What is needed: Go through the listing beneath this task and return every line that carries the string "vitesses".

· · · ·

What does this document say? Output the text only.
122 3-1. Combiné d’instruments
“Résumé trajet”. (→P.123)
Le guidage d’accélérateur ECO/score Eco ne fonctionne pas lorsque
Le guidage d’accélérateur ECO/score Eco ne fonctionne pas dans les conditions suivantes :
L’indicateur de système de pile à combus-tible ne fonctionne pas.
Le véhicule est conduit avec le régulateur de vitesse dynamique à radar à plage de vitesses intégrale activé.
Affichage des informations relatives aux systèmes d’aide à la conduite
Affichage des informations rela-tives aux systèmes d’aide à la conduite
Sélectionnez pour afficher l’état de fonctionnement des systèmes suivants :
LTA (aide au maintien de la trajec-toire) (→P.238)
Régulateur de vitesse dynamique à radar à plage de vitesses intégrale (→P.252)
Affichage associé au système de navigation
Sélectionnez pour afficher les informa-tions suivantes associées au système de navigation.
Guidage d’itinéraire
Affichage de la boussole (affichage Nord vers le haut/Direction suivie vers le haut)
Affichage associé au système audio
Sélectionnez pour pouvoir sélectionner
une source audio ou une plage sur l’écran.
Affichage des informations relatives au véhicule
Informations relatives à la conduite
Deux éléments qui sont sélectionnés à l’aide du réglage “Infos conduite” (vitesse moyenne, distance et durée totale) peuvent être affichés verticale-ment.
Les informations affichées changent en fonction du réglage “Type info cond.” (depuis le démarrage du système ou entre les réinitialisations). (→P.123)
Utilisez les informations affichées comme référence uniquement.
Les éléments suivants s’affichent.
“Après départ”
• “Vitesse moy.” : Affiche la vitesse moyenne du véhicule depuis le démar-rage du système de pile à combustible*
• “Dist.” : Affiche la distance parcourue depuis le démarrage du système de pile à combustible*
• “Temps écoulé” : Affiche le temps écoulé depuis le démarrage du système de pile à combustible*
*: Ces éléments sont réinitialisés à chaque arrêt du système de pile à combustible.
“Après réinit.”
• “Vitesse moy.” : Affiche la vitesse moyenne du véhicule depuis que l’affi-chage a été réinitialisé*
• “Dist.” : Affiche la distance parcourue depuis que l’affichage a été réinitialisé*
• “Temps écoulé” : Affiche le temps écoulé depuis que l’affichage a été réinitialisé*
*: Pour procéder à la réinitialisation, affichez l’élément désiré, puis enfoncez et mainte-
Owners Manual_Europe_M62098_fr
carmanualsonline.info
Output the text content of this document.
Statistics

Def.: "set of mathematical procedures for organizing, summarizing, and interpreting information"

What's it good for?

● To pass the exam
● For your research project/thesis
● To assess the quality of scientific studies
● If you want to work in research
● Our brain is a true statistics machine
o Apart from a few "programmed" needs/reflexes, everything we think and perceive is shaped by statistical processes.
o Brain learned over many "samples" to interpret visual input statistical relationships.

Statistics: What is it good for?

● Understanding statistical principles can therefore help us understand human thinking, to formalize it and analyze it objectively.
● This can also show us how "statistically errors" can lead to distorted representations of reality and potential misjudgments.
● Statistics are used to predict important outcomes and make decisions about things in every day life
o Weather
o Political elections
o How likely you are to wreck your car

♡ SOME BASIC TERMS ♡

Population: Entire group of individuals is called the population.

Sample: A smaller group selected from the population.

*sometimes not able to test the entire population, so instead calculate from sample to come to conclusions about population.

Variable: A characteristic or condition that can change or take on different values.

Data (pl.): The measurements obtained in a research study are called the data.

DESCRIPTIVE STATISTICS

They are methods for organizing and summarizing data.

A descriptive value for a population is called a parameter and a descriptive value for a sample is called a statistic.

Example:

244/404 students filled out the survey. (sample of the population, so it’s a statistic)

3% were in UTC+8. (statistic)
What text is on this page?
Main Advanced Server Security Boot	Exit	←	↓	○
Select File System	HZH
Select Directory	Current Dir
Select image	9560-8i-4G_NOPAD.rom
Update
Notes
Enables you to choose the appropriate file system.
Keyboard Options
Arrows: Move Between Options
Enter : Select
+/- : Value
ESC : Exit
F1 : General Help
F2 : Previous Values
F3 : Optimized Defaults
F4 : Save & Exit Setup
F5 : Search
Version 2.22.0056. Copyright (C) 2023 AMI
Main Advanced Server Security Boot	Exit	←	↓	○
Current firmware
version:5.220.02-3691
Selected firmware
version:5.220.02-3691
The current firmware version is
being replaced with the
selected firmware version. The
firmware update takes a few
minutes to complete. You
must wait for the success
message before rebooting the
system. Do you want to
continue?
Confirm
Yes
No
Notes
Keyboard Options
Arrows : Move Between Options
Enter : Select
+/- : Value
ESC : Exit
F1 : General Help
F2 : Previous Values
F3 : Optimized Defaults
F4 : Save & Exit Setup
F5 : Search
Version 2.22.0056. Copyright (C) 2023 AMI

· · · ·

Exercise output:
Le véhicule est conduit avec le régulateur de vitesse dynamique à radar à plage de vitesses intégrale activé.
Régulateur de vitesse dynamique à radar à plage de vitesses intégrale (→P.252)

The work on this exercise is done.